Only the lines holding the string "філаменту" are needed. Copy each one.

- Record list:
=====

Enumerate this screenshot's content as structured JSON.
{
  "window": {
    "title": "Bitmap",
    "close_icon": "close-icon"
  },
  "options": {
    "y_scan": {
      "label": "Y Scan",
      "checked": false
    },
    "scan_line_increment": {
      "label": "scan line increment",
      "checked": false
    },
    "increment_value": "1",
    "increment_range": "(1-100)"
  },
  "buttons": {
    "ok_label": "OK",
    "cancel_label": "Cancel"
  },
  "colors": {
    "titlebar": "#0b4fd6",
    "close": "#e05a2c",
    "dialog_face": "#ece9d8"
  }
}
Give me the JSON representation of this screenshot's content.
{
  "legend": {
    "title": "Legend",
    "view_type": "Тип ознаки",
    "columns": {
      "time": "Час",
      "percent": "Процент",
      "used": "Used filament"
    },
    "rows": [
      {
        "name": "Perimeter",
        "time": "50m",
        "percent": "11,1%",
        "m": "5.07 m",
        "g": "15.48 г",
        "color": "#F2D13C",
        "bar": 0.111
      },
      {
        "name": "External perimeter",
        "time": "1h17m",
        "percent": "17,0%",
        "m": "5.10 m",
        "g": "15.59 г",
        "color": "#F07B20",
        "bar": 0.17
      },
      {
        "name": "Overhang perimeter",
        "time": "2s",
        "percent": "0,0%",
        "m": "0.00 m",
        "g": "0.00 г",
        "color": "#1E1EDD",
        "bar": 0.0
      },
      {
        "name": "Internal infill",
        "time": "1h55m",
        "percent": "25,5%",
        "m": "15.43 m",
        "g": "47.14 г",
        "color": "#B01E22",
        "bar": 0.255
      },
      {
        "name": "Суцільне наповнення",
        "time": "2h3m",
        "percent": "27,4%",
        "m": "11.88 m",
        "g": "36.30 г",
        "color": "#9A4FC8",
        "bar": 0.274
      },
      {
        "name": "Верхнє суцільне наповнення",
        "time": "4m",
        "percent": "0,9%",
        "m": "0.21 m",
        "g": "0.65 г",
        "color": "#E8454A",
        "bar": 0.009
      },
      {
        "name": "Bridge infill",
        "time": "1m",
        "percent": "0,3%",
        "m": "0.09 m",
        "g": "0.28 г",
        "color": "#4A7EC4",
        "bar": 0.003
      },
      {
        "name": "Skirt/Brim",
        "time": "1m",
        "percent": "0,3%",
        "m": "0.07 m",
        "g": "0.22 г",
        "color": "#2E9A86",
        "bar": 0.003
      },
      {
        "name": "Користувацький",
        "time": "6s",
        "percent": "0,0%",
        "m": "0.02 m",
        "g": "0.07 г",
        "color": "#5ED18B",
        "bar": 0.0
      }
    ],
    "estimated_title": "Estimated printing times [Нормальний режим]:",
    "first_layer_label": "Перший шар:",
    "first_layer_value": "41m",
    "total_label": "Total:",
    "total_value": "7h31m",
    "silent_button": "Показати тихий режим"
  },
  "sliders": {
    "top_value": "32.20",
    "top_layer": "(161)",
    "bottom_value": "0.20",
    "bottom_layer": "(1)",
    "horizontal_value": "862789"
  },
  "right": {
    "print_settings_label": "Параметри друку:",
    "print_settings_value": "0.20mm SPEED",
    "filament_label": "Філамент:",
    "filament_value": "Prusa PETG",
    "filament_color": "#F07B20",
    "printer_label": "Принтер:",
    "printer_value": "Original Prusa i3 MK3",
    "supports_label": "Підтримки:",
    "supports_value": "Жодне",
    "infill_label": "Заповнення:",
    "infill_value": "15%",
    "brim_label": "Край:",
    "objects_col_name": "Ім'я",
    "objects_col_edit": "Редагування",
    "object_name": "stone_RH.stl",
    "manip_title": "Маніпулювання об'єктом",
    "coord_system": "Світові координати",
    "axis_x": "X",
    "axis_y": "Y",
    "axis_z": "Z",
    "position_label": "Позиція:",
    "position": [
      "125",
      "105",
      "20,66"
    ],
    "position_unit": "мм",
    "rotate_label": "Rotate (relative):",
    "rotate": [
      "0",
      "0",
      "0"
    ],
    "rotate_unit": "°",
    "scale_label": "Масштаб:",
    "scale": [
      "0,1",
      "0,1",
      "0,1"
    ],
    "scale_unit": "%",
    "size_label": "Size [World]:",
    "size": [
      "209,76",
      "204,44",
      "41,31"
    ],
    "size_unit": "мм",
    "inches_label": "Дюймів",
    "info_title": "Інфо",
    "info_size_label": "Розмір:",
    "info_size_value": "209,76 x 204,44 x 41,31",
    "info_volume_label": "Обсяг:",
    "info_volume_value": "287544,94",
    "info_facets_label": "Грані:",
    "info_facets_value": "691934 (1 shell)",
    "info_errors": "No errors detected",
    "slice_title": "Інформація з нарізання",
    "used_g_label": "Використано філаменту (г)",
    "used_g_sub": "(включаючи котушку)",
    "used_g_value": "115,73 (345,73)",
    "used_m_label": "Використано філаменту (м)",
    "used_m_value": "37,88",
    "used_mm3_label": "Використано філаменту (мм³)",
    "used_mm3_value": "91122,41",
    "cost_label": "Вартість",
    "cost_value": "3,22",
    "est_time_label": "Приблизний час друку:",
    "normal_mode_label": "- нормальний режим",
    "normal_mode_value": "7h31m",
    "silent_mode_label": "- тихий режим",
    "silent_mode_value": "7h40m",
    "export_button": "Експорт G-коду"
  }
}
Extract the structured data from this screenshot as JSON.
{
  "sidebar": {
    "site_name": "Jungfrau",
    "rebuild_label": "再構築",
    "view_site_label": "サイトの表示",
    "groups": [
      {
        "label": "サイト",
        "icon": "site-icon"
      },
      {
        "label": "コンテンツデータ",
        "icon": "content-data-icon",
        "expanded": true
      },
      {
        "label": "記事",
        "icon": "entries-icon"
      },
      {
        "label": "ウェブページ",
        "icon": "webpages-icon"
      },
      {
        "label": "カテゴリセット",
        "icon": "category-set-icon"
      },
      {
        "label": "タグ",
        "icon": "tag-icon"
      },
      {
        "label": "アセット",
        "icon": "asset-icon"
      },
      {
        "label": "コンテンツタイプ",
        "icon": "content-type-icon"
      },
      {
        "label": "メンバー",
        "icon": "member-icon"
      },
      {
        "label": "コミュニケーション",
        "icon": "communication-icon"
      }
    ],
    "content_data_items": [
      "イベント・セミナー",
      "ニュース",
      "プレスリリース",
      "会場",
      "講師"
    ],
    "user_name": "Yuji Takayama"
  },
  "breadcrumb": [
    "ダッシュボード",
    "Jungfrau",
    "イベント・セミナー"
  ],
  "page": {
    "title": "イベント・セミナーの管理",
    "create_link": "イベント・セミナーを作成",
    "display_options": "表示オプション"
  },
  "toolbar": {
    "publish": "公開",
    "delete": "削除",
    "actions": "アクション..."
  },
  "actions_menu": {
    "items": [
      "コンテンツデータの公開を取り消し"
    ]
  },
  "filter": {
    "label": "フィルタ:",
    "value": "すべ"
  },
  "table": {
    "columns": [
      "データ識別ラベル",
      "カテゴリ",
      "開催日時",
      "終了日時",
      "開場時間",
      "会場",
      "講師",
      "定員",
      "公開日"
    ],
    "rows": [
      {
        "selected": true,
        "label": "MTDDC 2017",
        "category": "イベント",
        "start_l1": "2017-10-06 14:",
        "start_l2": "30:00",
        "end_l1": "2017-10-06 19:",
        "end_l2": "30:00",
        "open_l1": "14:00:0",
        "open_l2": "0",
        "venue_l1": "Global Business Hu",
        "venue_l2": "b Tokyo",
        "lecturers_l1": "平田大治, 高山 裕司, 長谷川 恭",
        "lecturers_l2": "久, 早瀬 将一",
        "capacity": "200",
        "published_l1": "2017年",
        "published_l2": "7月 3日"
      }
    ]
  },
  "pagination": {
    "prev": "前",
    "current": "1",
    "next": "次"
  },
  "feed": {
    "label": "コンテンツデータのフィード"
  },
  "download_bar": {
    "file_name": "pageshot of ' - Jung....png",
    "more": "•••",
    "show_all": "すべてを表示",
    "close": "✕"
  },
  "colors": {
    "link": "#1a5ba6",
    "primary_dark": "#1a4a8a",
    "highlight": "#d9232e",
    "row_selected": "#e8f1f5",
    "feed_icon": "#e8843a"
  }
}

=====

- Result for this exercise:
    "used_g_label": "Використано філаменту (г)",
    "used_m_label": "Використано філаменту (м)",
    "used_mm3_label": "Використано філаменту (мм³)",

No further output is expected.